**What you are asked to do:** Nothing in the records may be left out or altered; reproduce them all exactly.

**Records for processing:**
━━━━━━━━━━━━━━━━━━━━
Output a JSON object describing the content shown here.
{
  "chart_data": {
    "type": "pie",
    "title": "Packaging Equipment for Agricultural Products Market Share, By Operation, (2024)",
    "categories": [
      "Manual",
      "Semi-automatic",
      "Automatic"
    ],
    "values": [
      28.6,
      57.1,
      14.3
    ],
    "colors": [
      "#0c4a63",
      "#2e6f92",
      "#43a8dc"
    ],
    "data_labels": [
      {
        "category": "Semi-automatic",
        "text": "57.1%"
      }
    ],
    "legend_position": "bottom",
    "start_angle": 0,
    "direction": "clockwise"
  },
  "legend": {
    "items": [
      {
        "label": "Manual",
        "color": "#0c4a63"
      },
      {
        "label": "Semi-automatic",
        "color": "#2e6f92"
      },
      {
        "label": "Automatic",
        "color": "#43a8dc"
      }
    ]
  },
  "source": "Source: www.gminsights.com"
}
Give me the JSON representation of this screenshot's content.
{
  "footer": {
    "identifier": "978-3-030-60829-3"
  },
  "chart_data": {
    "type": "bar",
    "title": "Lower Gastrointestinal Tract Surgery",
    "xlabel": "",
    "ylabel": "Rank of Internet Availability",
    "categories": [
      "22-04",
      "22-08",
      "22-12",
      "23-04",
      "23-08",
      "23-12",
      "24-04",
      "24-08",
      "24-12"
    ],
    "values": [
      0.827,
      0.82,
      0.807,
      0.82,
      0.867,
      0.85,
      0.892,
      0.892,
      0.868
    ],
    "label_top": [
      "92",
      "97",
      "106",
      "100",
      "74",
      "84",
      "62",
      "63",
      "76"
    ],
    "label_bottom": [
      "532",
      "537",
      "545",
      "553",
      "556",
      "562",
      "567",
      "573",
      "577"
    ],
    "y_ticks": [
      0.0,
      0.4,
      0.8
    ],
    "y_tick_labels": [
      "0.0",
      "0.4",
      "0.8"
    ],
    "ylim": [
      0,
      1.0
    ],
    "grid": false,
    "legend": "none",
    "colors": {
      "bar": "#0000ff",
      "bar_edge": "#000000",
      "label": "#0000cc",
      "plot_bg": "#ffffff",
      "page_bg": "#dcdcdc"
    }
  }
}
━━━━━━━━━━━━━━━━━━━━
**Exercise result:**
Output a JSON object describing the content shown here.
{
  "chart_data": {
    "type": "pie",
    "title": "Packaging Equipment for Agricultural Products Market Share, By Operation, (2024)",
    "categories": [
      "Manual",
      "Semi-automatic",
      "Automatic"
    ],
    "values": [
      28.6,
      57.1,
      14.3
    ],
    "colors": [
      "#0c4a63",
      "#2e6f92",
      "#43a8dc"
    ],
    "data_labels": [
      {
        "category": "Semi-automatic",
        "text": "57.1%"
      }
    ],
    "legend_position": "bottom",
    "start_angle": 0,
    "direction": "clockwise"
  },
  "legend": {
    "items": [
      {
        "label": "Manual",
        "color": "#0c4a63"
      },
      {
        "label": "Semi-automatic",
        "color": "#2e6f92"
      },
      {
        "label": "Automatic",
        "color": "#43a8dc"
      }
    ]
  },
  "source": "Source: www.gminsights.com"
}
Give me the JSON representation of this screenshot's content.
{
  "footer": {
    "identifier": "978-3-030-60829-3"
  },
  "chart_data": {
    "type": "bar",
    "title": "Lower Gastrointestinal Tract Surgery",
    "xlabel": "",
    "ylabel": "Rank of Internet Availability",
    "categories": [
      "22-04",
      "22-08",
      "22-12",
      "23-04",
      "23-08",
      "23-12",
      "24-04",
      "24-08",
      "24-12"
    ],
    "values": [
      0.827,
      0.82,
      0.807,
      0.82,
      0.867,
      0.85,
      0.892,
      0.892,
      0.868
    ],
    "label_top": [
      "92",
      "97",
      "106",
      "100",
      "74",
      "84",
      "62",
      "63",
      "76"
    ],
    "label_bottom": [
      "532",
      "537",
      "545",
      "553",
      "556",
      "562",
      "567",
      "573",
      "577"
    ],
    "y_ticks": [
      0.0,
      0.4,
      0.8
    ],
    "y_tick_labels": [
      "0.0",
      "0.4",
      "0.8"
    ],
    "ylim": [
      0,
      1.0
    ],
    "grid": false,
    "legend": "none",
    "colors": {
      "bar": "#0000ff",
      "bar_edge": "#000000",
      "label": "#0000cc",
      "plot_bg": "#ffffff",
      "page_bg": "#dcdcdc"
    }
  }
}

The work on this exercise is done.